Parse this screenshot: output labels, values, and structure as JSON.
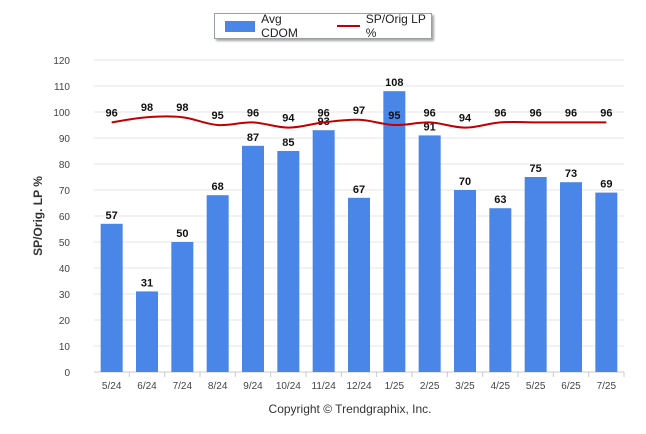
{
  "chart_data": {
    "type": "bar",
    "categories": [
      "5/24",
      "6/24",
      "7/24",
      "8/24",
      "9/24",
      "10/24",
      "11/24",
      "12/24",
      "1/25",
      "2/25",
      "3/25",
      "4/25",
      "5/25",
      "6/25",
      "7/25"
    ],
    "series": [
      {
        "name": "Avg CDOM",
        "type": "bar",
        "color": "#4a86e8",
        "values": [
          57,
          31,
          50,
          68,
          87,
          85,
          93,
          67,
          108,
          91,
          70,
          63,
          75,
          73,
          69
        ]
      },
      {
        "name": "SP/Orig LP %",
        "type": "line",
        "color": "#c00000",
        "values": [
          96,
          98,
          98,
          95,
          96,
          94,
          96,
          97,
          95,
          96,
          94,
          96,
          96,
          96,
          96
        ]
      }
    ],
    "ylabel": "SP/Orig. LP %",
    "ylim": [
      0,
      120
    ],
    "yticks": [
      0,
      10,
      20,
      30,
      40,
      50,
      60,
      70,
      80,
      90,
      100,
      110,
      120
    ],
    "grid": true,
    "legend": "top-center"
  },
  "legend": {
    "bar_label": "Avg CDOM",
    "line_label": "SP/Orig LP %"
  },
  "footer": {
    "copyright": "Copyright © Trendgraphix, Inc."
  }
}
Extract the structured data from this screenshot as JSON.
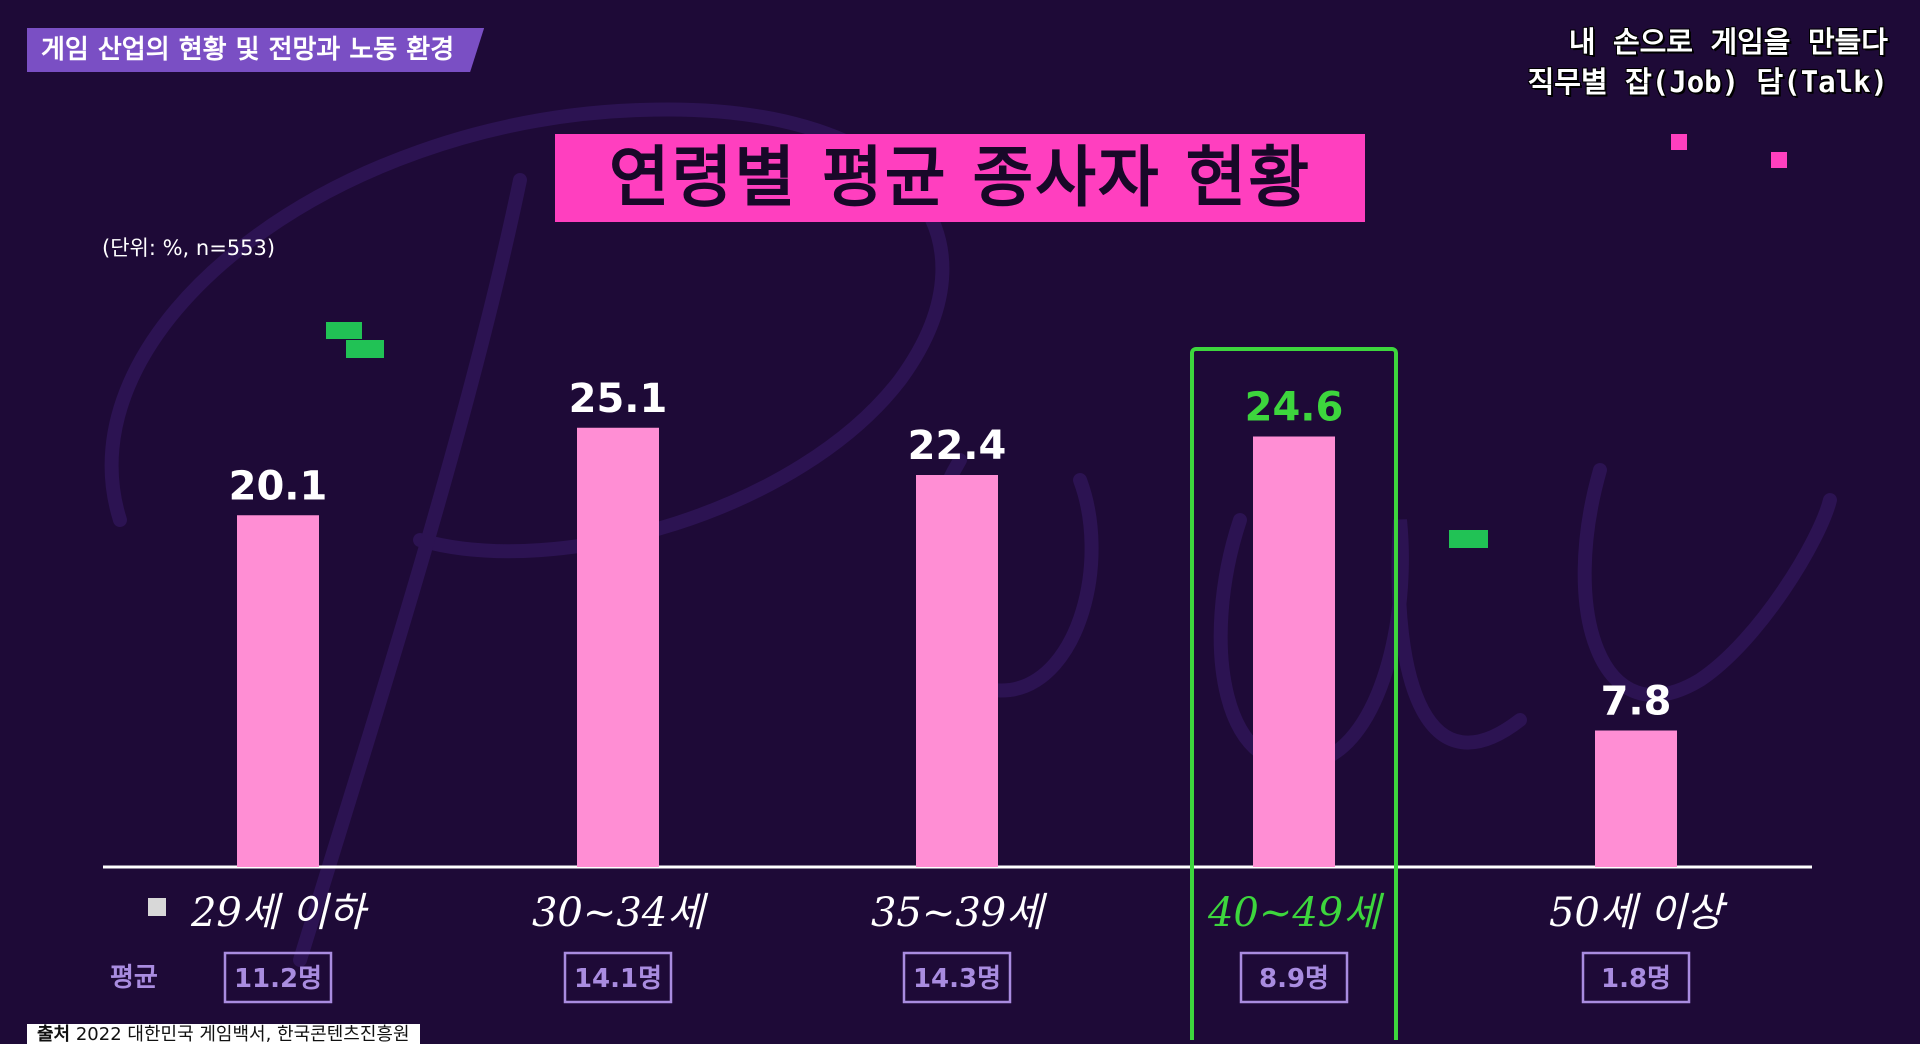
{
  "section_tag": "게임 산업의 현황 및 전망과 노동 환경",
  "brand": {
    "line1": "내 손으로 게임을 만들다",
    "line2": "직무별 잡(Job) 담(Talk)"
  },
  "unit_note": "(단위: %, n=553)",
  "avg_label": "평균",
  "source_label": "출처",
  "source_text": "2022 대한민국 게임백서, 한국콘텐츠진흥원",
  "colors": {
    "background": "#1e0a37",
    "bar": "#ff8ed4",
    "title_bg": "#ff3fbf",
    "highlight": "#3dd63d",
    "tag": "#7a4fc4",
    "avg_box": "#a98ce0"
  },
  "chart_data": {
    "type": "bar",
    "title": "연령별 평균 종사자 현황",
    "categories": [
      "29세 이하",
      "30~34세",
      "35~39세",
      "40~49세",
      "50세 이상"
    ],
    "values": [
      20.1,
      25.1,
      22.4,
      24.6,
      7.8
    ],
    "value_labels": [
      "20.1",
      "25.1",
      "22.4",
      "24.6",
      "7.8"
    ],
    "avg_counts": [
      "11.2명",
      "14.1명",
      "14.3명",
      "8.9명",
      "1.8명"
    ],
    "highlight_index": 3,
    "ylim": [
      0,
      30
    ],
    "grid": false,
    "legend": "none"
  }
}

•••••

* [Task instructions]
Using the listing above, show every line that includes the string "legend".

* [Solution]
    "legend": "top-center"
  "legend": {
    "legend": "none"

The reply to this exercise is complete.